The Indian development (of successfully testing hypersonic vehicles) is clearly aimed at countering China

Amidst ongoing tensions with China – and on the same day China's ‘secretive’ reusable spacecraft (akin to the US’s X-37B) landed back successfully – Indian Raksha Mantri Rajnath Singh announced (on 7 September) that “DRDO India has today successfully flight tested the Hypersonic Technology Demonstrator Vehicle using the indigenously developed scramjet propulsion system.”

Defence sources added the ‘cruise vehicle’ separated from the ‘Agni’ missile booster at 30 km altitude, and “India will be making its first hypersonic missile in the next five years.”

With this successful test, India joins a select club developing Hypersonic Vehicles. These travel in excess of five times the speed of sound (Mach-5), and presently, there is no known missile system that can defeat them.

Hypersonic Vehicles: A Brief History

Hypersonic technology can be traced to the work done in Germany during World War II. Post WW-II, research continued in the US and USSR/Russia, with the US developing the rocket-powered X-15 (flown-1959; average speed ~ Mach 6.7). Their development got a boost after the 9/11 attacks.

************

§ **TASK BRIEF**
Reproduce the part of the India hypersonic test article between "Hypersonic Vehicles: A" and "the 9/11 attacks.", inclusive. The data after this point isn't needed.

§ **DATA LINES**
************

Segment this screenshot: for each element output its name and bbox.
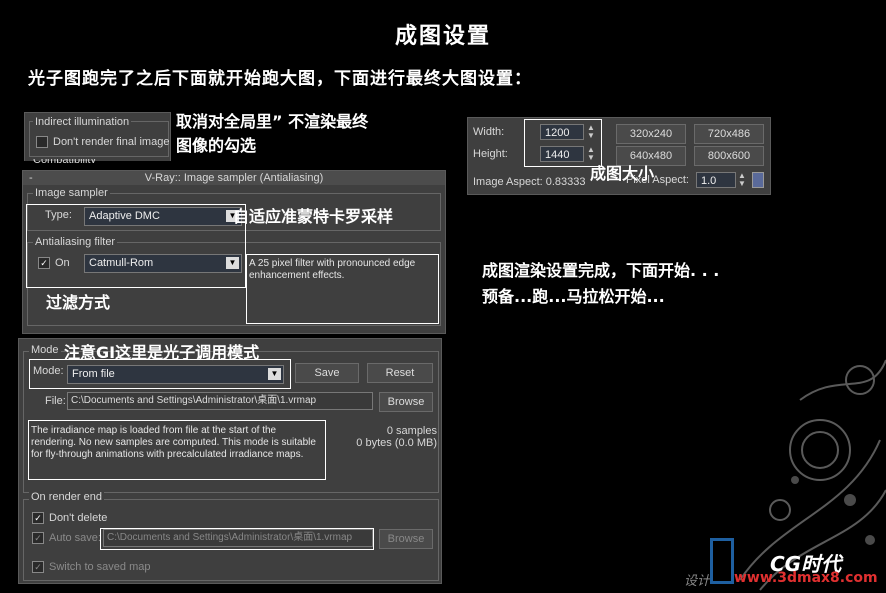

************

§ **COMPLETE RESPONSE**
Hypersonic Vehicles: A Brief History

Hypersonic technology can be traced to the work done in Germany during World War II. Post WW-II, research continued in the US and USSR/Russia, with the US developing the rocket-powered X-15 (flown-1959; average speed ~ Mach 6.7). Their development got a boost after the 9/11 attacks.